═════ AVAILABLE RECORDS ═════

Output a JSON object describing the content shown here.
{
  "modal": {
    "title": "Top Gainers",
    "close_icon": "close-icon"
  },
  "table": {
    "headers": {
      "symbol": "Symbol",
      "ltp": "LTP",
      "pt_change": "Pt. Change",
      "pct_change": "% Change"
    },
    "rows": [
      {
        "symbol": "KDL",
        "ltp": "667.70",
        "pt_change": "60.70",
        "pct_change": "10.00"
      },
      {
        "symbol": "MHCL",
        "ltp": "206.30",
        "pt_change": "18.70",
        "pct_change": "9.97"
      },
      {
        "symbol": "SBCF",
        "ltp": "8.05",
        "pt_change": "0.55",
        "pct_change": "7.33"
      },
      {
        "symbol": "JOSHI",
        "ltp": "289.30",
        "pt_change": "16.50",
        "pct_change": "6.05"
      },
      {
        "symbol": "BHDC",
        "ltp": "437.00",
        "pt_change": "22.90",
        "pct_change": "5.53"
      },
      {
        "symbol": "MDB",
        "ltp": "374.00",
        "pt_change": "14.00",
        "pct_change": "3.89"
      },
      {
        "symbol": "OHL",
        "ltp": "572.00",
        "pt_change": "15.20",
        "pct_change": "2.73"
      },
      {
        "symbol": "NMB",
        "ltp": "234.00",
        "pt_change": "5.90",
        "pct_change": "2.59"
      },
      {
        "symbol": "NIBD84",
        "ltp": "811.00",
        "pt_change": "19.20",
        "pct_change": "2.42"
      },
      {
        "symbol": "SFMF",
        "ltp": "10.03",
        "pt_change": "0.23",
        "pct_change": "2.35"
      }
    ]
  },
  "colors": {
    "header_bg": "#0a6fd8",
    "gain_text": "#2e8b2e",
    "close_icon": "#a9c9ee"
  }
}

═════
═════ AVAILABLE RECORDS ═════

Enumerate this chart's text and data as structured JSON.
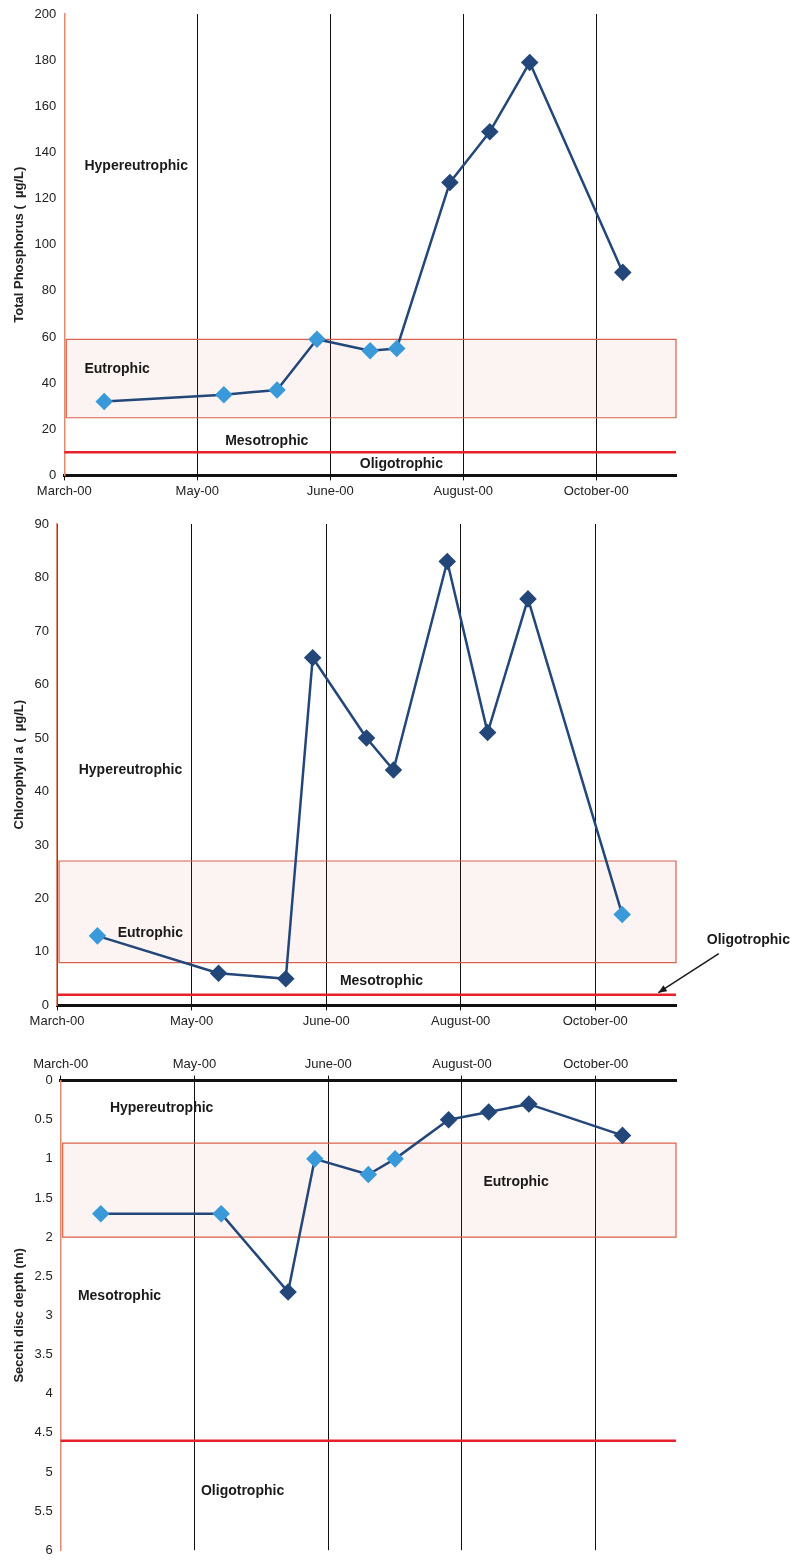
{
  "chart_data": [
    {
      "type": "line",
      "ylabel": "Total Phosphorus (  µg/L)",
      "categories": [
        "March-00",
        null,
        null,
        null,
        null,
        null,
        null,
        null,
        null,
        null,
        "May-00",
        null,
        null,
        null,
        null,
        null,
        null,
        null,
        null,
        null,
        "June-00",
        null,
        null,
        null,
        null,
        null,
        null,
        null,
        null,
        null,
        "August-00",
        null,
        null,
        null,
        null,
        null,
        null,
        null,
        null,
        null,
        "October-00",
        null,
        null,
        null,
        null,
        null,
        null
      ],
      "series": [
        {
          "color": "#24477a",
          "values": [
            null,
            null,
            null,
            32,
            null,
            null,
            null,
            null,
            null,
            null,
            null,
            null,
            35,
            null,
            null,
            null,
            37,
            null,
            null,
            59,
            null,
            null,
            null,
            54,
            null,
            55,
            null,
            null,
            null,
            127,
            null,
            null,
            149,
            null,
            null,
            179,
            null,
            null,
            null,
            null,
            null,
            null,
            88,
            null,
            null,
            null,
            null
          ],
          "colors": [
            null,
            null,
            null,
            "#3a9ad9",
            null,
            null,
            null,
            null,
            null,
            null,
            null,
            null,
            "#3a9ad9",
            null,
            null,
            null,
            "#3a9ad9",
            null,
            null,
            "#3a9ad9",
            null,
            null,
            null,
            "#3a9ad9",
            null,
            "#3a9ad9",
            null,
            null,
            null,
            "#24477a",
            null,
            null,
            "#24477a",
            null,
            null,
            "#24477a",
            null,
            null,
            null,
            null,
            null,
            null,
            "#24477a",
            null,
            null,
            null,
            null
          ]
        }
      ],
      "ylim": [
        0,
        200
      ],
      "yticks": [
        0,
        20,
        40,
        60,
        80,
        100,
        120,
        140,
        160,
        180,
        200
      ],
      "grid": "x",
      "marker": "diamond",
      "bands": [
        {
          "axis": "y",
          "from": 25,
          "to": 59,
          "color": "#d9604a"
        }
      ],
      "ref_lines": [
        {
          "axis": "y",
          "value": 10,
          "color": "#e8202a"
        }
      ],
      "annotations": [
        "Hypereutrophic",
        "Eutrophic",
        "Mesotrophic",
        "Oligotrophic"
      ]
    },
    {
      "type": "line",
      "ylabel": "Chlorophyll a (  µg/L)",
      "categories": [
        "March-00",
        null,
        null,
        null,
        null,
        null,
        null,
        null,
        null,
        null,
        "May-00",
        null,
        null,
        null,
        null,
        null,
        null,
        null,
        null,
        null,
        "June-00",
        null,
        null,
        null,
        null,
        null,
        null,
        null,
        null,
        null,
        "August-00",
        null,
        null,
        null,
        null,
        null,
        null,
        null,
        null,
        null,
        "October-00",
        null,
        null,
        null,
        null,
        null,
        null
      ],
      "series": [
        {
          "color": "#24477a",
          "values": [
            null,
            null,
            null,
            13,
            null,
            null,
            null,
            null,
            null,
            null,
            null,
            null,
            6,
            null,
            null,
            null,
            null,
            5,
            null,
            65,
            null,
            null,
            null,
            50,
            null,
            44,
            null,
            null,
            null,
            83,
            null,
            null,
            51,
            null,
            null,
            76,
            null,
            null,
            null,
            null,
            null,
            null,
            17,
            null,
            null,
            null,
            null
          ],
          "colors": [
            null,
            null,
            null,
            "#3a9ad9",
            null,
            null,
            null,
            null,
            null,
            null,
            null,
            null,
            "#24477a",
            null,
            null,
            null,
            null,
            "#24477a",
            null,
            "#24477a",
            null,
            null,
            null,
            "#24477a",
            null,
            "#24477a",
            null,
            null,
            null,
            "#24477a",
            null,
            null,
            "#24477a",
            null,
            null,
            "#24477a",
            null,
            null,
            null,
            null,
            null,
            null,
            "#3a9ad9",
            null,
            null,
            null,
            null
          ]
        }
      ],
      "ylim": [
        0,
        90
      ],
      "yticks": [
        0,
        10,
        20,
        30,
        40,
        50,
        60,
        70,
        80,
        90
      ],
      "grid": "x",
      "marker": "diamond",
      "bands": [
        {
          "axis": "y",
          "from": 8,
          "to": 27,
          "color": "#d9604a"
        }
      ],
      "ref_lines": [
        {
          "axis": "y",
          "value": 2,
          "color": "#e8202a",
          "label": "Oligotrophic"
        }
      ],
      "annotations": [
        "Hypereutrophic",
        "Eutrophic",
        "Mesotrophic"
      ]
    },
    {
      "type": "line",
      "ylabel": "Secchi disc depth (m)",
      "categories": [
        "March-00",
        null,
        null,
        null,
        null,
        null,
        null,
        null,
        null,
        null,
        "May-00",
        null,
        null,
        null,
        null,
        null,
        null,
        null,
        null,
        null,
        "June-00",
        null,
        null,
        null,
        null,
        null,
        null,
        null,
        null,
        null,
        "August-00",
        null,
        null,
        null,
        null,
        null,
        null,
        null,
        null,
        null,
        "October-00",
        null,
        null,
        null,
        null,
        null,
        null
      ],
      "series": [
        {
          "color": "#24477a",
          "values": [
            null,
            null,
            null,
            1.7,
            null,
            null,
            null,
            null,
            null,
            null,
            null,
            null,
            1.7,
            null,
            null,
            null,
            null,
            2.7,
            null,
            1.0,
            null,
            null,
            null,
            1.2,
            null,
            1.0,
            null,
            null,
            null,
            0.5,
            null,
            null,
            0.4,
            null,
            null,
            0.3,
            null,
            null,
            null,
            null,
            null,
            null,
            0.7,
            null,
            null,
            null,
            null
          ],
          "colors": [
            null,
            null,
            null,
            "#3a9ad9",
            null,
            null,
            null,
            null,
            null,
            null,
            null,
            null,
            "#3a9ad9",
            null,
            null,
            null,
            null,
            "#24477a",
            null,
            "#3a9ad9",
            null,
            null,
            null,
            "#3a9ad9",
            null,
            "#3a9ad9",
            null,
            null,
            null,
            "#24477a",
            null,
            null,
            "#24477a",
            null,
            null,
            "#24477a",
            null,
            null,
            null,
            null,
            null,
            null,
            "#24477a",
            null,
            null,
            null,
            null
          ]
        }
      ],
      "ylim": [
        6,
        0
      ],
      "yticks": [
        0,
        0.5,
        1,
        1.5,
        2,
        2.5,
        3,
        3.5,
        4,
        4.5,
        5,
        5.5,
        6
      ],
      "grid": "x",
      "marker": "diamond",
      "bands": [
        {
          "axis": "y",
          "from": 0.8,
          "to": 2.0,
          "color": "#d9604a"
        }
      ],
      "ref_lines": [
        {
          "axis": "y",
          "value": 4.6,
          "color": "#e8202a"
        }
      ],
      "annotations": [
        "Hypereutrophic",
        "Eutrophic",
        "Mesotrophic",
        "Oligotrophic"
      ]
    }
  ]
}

═════
═════ AVAILABLE RECORDS ═════

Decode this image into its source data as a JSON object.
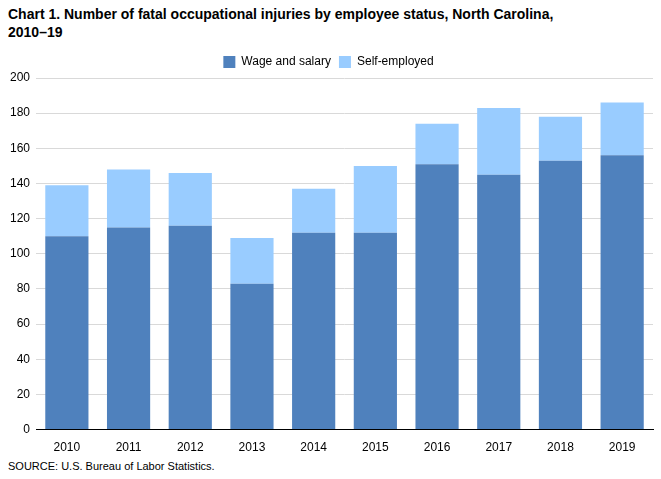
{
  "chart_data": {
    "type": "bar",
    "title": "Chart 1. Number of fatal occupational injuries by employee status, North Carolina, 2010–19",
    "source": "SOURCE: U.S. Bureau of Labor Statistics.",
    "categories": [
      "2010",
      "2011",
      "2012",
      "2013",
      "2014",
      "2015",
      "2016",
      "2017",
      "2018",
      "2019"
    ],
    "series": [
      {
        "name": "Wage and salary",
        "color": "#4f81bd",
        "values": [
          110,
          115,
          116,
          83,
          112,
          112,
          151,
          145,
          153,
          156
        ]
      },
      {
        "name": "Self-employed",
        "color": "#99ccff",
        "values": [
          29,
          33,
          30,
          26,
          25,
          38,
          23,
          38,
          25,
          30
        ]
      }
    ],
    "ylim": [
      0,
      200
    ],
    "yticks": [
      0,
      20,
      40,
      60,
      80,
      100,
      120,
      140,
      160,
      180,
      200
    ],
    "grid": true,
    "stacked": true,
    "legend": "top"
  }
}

═════

• **EXERCISE DETAILS**
Gather all lines of the records that include the word "source".

• **OUTPUT BELOW**
Decode this image into its source data as a JSON object.
    "source": "SOURCE: U.S. Bureau of Labor Statistics.",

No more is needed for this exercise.